= DATA EXCERPTS =
================================

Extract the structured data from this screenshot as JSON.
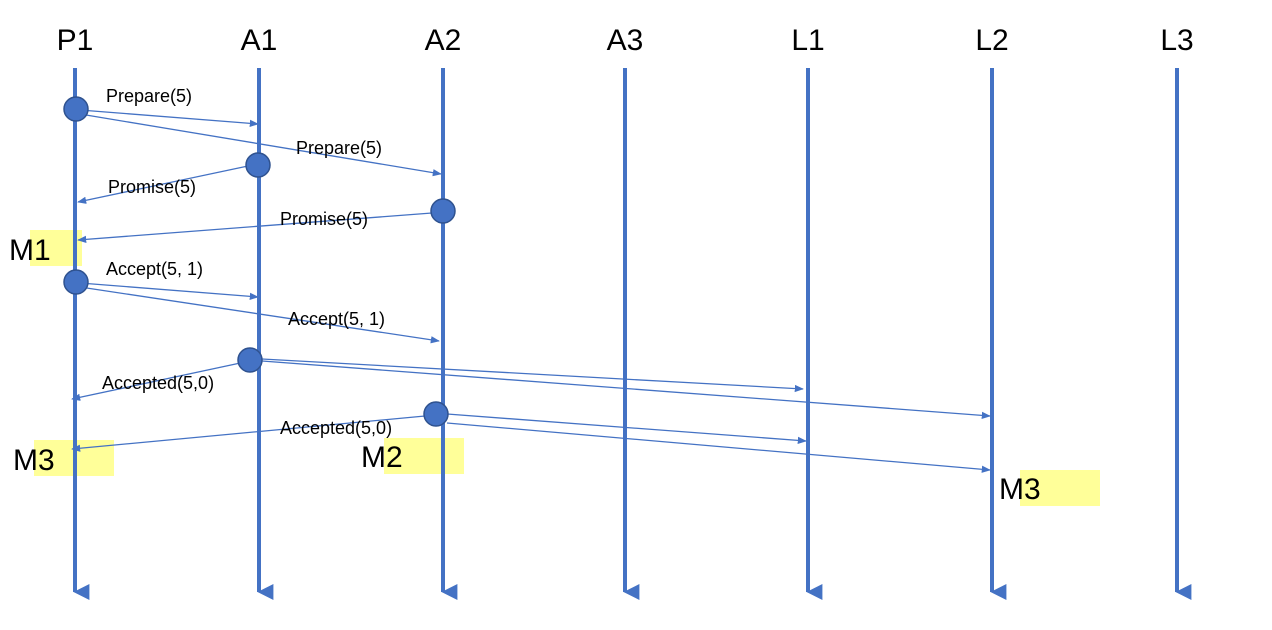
{
  "actors": [
    "P1",
    "A1",
    "A2",
    "A3",
    "L1",
    "L2",
    "L3"
  ],
  "colors": {
    "lifeline": "#4472C4",
    "node_fill": "#4472C4",
    "node_stroke": "#2F528F",
    "message": "#4472C4",
    "highlight": "#FFFF99"
  },
  "messages": [
    {
      "from": "P1",
      "to": "A1",
      "label": "Prepare(5)"
    },
    {
      "from": "P1",
      "to": "A2",
      "label": "Prepare(5)"
    },
    {
      "from": "A1",
      "to": "P1",
      "label": "Promise(5)"
    },
    {
      "from": "A2",
      "to": "P1",
      "label": "Promise(5)"
    },
    {
      "from": "P1",
      "to": "A1",
      "label": "Accept(5, 1)"
    },
    {
      "from": "P1",
      "to": "A2",
      "label": "Accept(5, 1)"
    },
    {
      "from": "A1",
      "to": "P1",
      "label": "Accepted(5,0)"
    },
    {
      "from": "A1",
      "to": "L1",
      "label": ""
    },
    {
      "from": "A1",
      "to": "L2",
      "label": ""
    },
    {
      "from": "A2",
      "to": "P1",
      "label": "Accepted(5,0)"
    },
    {
      "from": "A2",
      "to": "L1",
      "label": ""
    },
    {
      "from": "A2",
      "to": "L2",
      "label": ""
    }
  ],
  "markers": [
    {
      "label": "M1",
      "actor": "P1"
    },
    {
      "label": "M3",
      "actor": "P1"
    },
    {
      "label": "M2",
      "actor": "A2"
    },
    {
      "label": "M3",
      "actor": "L2"
    }
  ]
}
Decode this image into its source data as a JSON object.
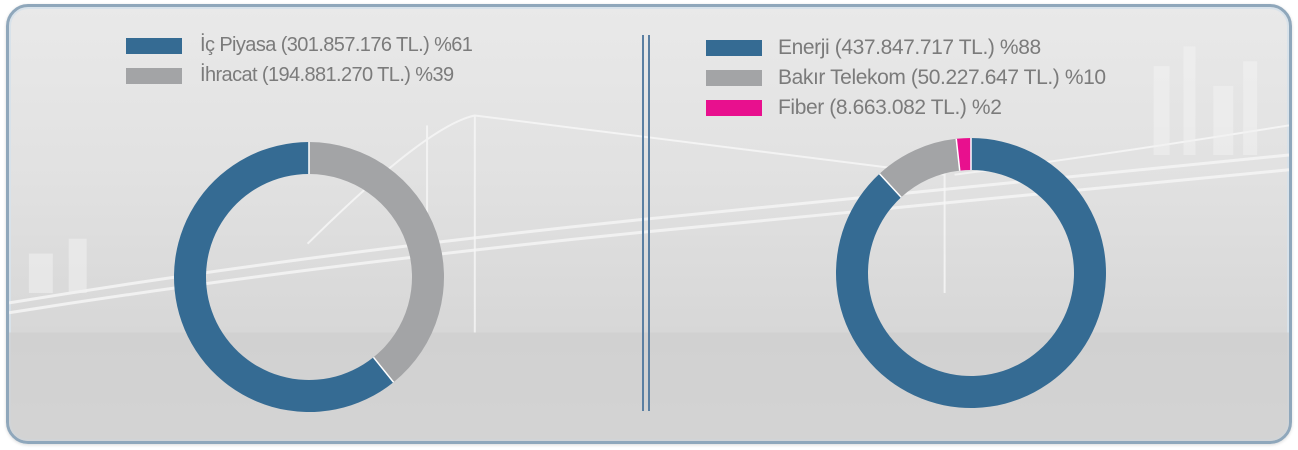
{
  "colors": {
    "dark_blue": "#356b93",
    "gray": "#a3a4a6",
    "magenta": "#e8108e",
    "frame": "#8fa7bb"
  },
  "chart_data": [
    {
      "type": "pie",
      "style": "donut",
      "legend_position": "top",
      "series": [
        {
          "name": "İç Piyasa (301.857.176 TL.) %61",
          "value": 301857176,
          "percent": 61,
          "color": "#356b93"
        },
        {
          "name": "İhracat (194.881.270 TL.) %39",
          "value": 194881270,
          "percent": 39,
          "color": "#a3a4a6"
        }
      ]
    },
    {
      "type": "pie",
      "style": "donut",
      "legend_position": "top",
      "series": [
        {
          "name": "Enerji (437.847.717 TL.) %88",
          "value": 437847717,
          "percent": 88,
          "color": "#356b93"
        },
        {
          "name": "Bakır Telekom (50.227.647 TL.) %10",
          "value": 50227647,
          "percent": 10,
          "color": "#a3a4a6"
        },
        {
          "name": "Fiber (8.663.082 TL.) %2",
          "value": 8663082,
          "percent": 2,
          "color": "#e8108e"
        }
      ]
    }
  ]
}
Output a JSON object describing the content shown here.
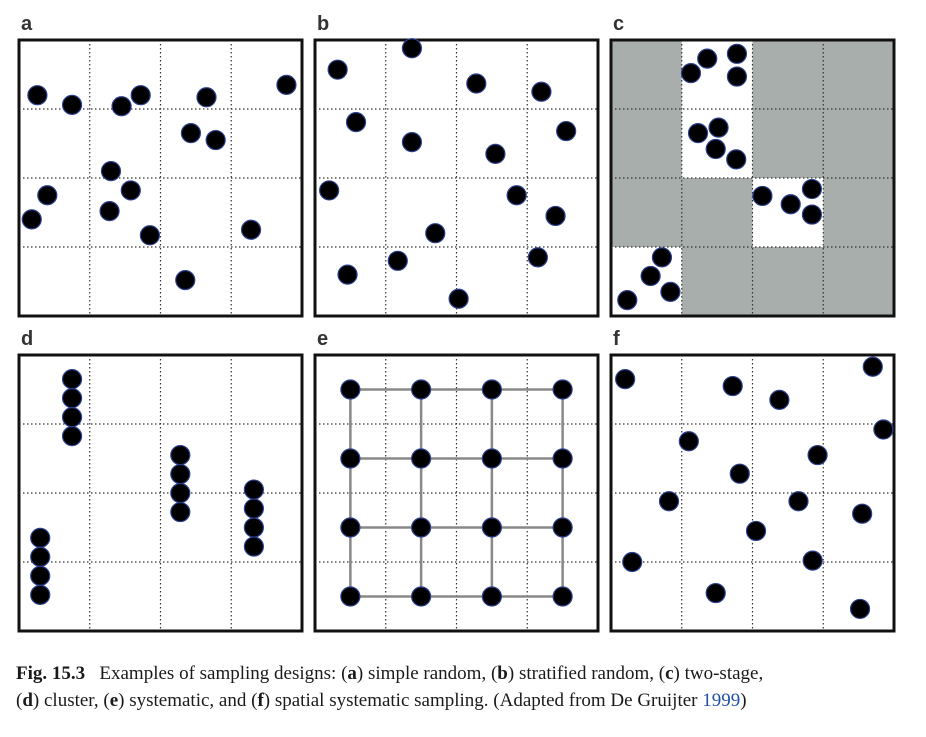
{
  "panels": [
    {
      "letter": "a",
      "design": "simple random",
      "points": [
        [
          0.26,
          0.8
        ],
        [
          0.75,
          0.94
        ],
        [
          1.45,
          0.96
        ],
        [
          1.72,
          0.8
        ],
        [
          2.65,
          0.83
        ],
        [
          3.78,
          0.65
        ],
        [
          2.43,
          1.35
        ],
        [
          2.78,
          1.45
        ],
        [
          1.3,
          1.9
        ],
        [
          0.4,
          2.25
        ],
        [
          0.18,
          2.6
        ],
        [
          1.28,
          2.48
        ],
        [
          1.58,
          2.18
        ],
        [
          1.85,
          2.83
        ],
        [
          3.28,
          2.75
        ],
        [
          2.35,
          3.48
        ]
      ]
    },
    {
      "letter": "b",
      "design": "stratified random",
      "points": [
        [
          0.32,
          0.43
        ],
        [
          1.37,
          0.12
        ],
        [
          2.28,
          0.63
        ],
        [
          3.2,
          0.75
        ],
        [
          0.58,
          1.19
        ],
        [
          1.37,
          1.48
        ],
        [
          2.55,
          1.65
        ],
        [
          3.55,
          1.32
        ],
        [
          0.2,
          2.18
        ],
        [
          2.85,
          2.25
        ],
        [
          3.4,
          2.55
        ],
        [
          1.7,
          2.8
        ],
        [
          0.46,
          3.4
        ],
        [
          1.17,
          3.2
        ],
        [
          2.03,
          3.75
        ],
        [
          3.15,
          3.15
        ]
      ]
    },
    {
      "letter": "c",
      "design": "two-stage",
      "sampled_cells": [
        [
          1,
          0
        ],
        [
          1,
          1
        ],
        [
          2,
          2
        ],
        [
          0,
          3
        ]
      ],
      "points": [
        [
          1.36,
          0.27
        ],
        [
          1.78,
          0.2
        ],
        [
          1.13,
          0.48
        ],
        [
          1.78,
          0.53
        ],
        [
          1.23,
          1.35
        ],
        [
          1.52,
          1.27
        ],
        [
          1.48,
          1.58
        ],
        [
          1.77,
          1.73
        ],
        [
          2.14,
          2.26
        ],
        [
          2.54,
          2.38
        ],
        [
          2.84,
          2.16
        ],
        [
          2.84,
          2.53
        ],
        [
          0.72,
          3.15
        ],
        [
          0.56,
          3.42
        ],
        [
          0.84,
          3.65
        ],
        [
          0.23,
          3.77
        ]
      ]
    },
    {
      "letter": "d",
      "design": "cluster",
      "clusters": [
        [
          0.75,
          0.35
        ],
        [
          0.3,
          2.65
        ],
        [
          2.28,
          1.45
        ],
        [
          3.32,
          1.95
        ]
      ],
      "cluster_size": 4
    },
    {
      "letter": "e",
      "design": "systematic",
      "grid_positions": [
        0.5,
        1.5,
        2.5,
        3.5
      ]
    },
    {
      "letter": "f",
      "design": "spatial systematic",
      "points": [
        [
          0.2,
          0.35
        ],
        [
          1.72,
          0.45
        ],
        [
          2.38,
          0.65
        ],
        [
          3.7,
          0.17
        ],
        [
          1.1,
          1.25
        ],
        [
          2.92,
          1.45
        ],
        [
          3.85,
          1.08
        ],
        [
          1.82,
          1.72
        ],
        [
          0.82,
          2.12
        ],
        [
          2.65,
          2.12
        ],
        [
          3.55,
          2.3
        ],
        [
          2.05,
          2.55
        ],
        [
          0.3,
          3.0
        ],
        [
          2.85,
          2.98
        ],
        [
          1.48,
          3.45
        ],
        [
          3.52,
          3.68
        ]
      ]
    }
  ],
  "caption": {
    "label": "Fig. 15.3",
    "intro": "Examples of sampling designs: (",
    "items": [
      {
        "letter": "a",
        "text": "simple random, ("
      },
      {
        "letter": "b",
        "text": "stratified random, ("
      },
      {
        "letter": "c",
        "text": "two-stage,"
      },
      {
        "letter": "d",
        "text": "cluster, ("
      },
      {
        "letter": "e",
        "text": "systematic, and ("
      },
      {
        "letter": "f",
        "text": "spatial systematic sampling. (Adapted from De Gruijter "
      }
    ],
    "ref_year": "1999",
    "close": ")"
  },
  "colors": {
    "dot": "#000000",
    "dot_ring": "#2a3f8f",
    "cell_gray": "#a8aeac",
    "frame": "#111111",
    "grid": "#333333"
  }
}
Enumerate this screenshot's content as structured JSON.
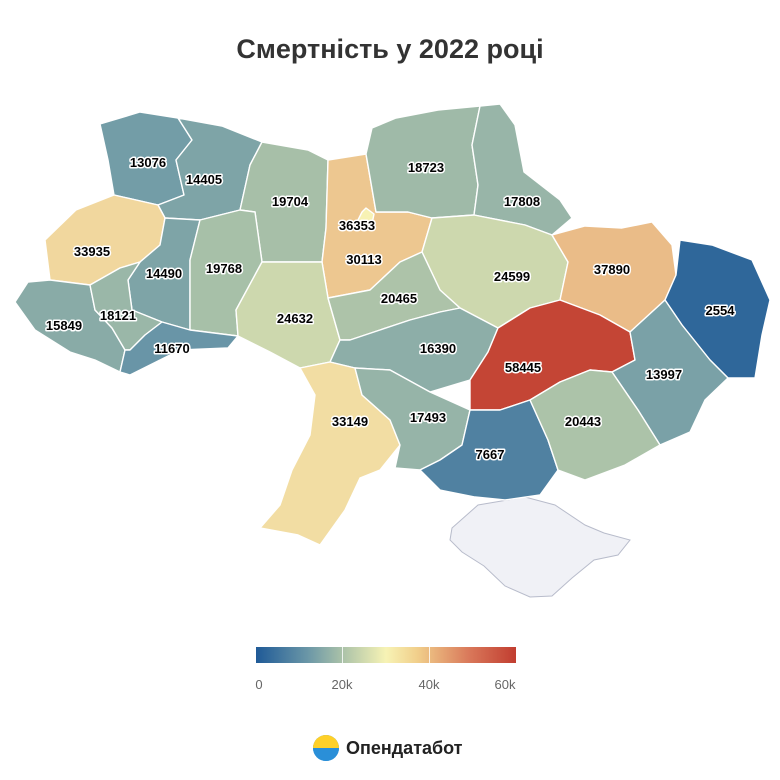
{
  "title": "Смертність у 2022 році",
  "legend": {
    "min_label": "0",
    "tick_labels": [
      "0",
      "20k",
      "40k",
      "60k"
    ],
    "colors": [
      "#1f5a97",
      "#7fa3aa",
      "#f7f3b5",
      "#c13d30"
    ]
  },
  "brand": {
    "name": "Опендатабот",
    "icon": "opendatabot-logo-icon"
  },
  "chart_data": {
    "type": "choropleth",
    "title": "Смертність у 2022 році",
    "scale_range": [
      0,
      60000
    ],
    "regions": [
      {
        "id": "volyn",
        "value": 13076
      },
      {
        "id": "rivne",
        "value": 14405
      },
      {
        "id": "zhytomyr",
        "value": 19704
      },
      {
        "id": "kyiv-oblast",
        "value": 36353
      },
      {
        "id": "kyiv-city",
        "value": 30113
      },
      {
        "id": "chernihiv",
        "value": 18723
      },
      {
        "id": "sumy",
        "value": 17808
      },
      {
        "id": "lviv",
        "value": 33935
      },
      {
        "id": "ternopil",
        "value": 14490
      },
      {
        "id": "khmelnytskyi",
        "value": 19768
      },
      {
        "id": "poltava",
        "value": 24599
      },
      {
        "id": "kharkiv",
        "value": 37890
      },
      {
        "id": "luhansk",
        "value": 2554
      },
      {
        "id": "zakarpattia",
        "value": 15849
      },
      {
        "id": "ivano-frankivsk",
        "value": 18121
      },
      {
        "id": "chernivtsi",
        "value": 11670
      },
      {
        "id": "vinnytsia",
        "value": 24632
      },
      {
        "id": "cherkasy",
        "value": 20465
      },
      {
        "id": "kirovohrad",
        "value": 16390
      },
      {
        "id": "dnipropetrovsk",
        "value": 58445
      },
      {
        "id": "donetsk",
        "value": 13997
      },
      {
        "id": "odesa",
        "value": 33149
      },
      {
        "id": "mykolaiv",
        "value": 17493
      },
      {
        "id": "kherson",
        "value": 7667
      },
      {
        "id": "zaporizhzhia",
        "value": 20443
      }
    ]
  }
}
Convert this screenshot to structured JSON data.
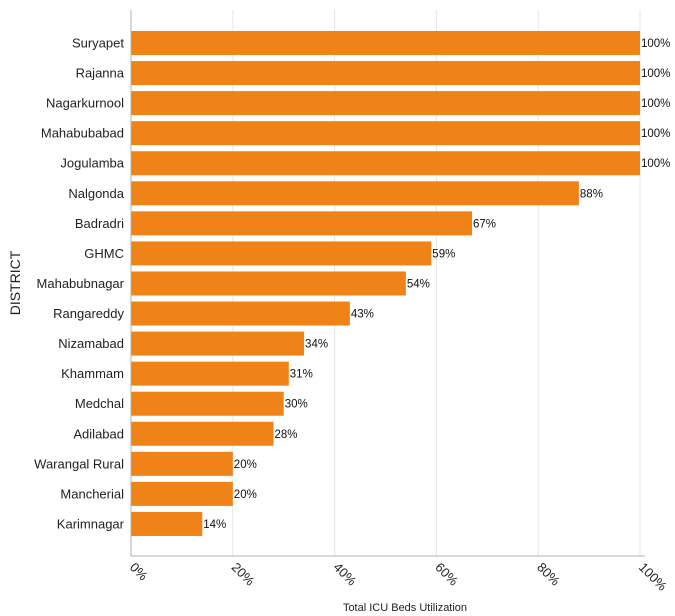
{
  "chart_data": {
    "type": "bar",
    "orientation": "horizontal",
    "categories": [
      "Suryapet",
      "Rajanna",
      "Nagarkurnool",
      "Mahabubabad",
      "Jogulamba",
      "Nalgonda",
      "Badradri",
      "GHMC",
      "Mahabubnagar",
      "Rangareddy",
      "Nizamabad",
      "Khammam",
      "Medchal",
      "Adilabad",
      "Warangal Rural",
      "Mancherial",
      "Karimnagar"
    ],
    "values": [
      100,
      100,
      100,
      100,
      100,
      88,
      67,
      59,
      54,
      43,
      34,
      31,
      30,
      28,
      20,
      20,
      14
    ],
    "value_labels": [
      "100%",
      "100%",
      "100%",
      "100%",
      "100%",
      "88%",
      "67%",
      "59%",
      "54%",
      "43%",
      "34%",
      "31%",
      "30%",
      "28%",
      "20%",
      "20%",
      "14%"
    ],
    "title": "",
    "xlabel": "Total ICU Beds Utilization",
    "ylabel": "DISTRICT",
    "xlim": [
      0,
      100
    ],
    "x_ticks": [
      0,
      20,
      40,
      60,
      80,
      100
    ],
    "x_tick_labels": [
      "0%",
      "20%",
      "40%",
      "60%",
      "80%",
      "100%"
    ],
    "grid": "vertical",
    "legend": "none",
    "bar_color": "#ef8317",
    "grid_color": "#e6e6e6",
    "axis_color": "#b0b0b0"
  }
}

================================

= WHAT THE TASK ASKS =
Copy out all lines where the word "text" appears.

= ANSWER FOR THIS EXERCISE =
        "text": "simple random, ("
        "text": "stratified random, ("
        "text": "two-stage,"
        "text": "cluster, ("
        "text": "systematic, and ("
        "text": "spatial systematic sampling. (Adapted from De Gruijter "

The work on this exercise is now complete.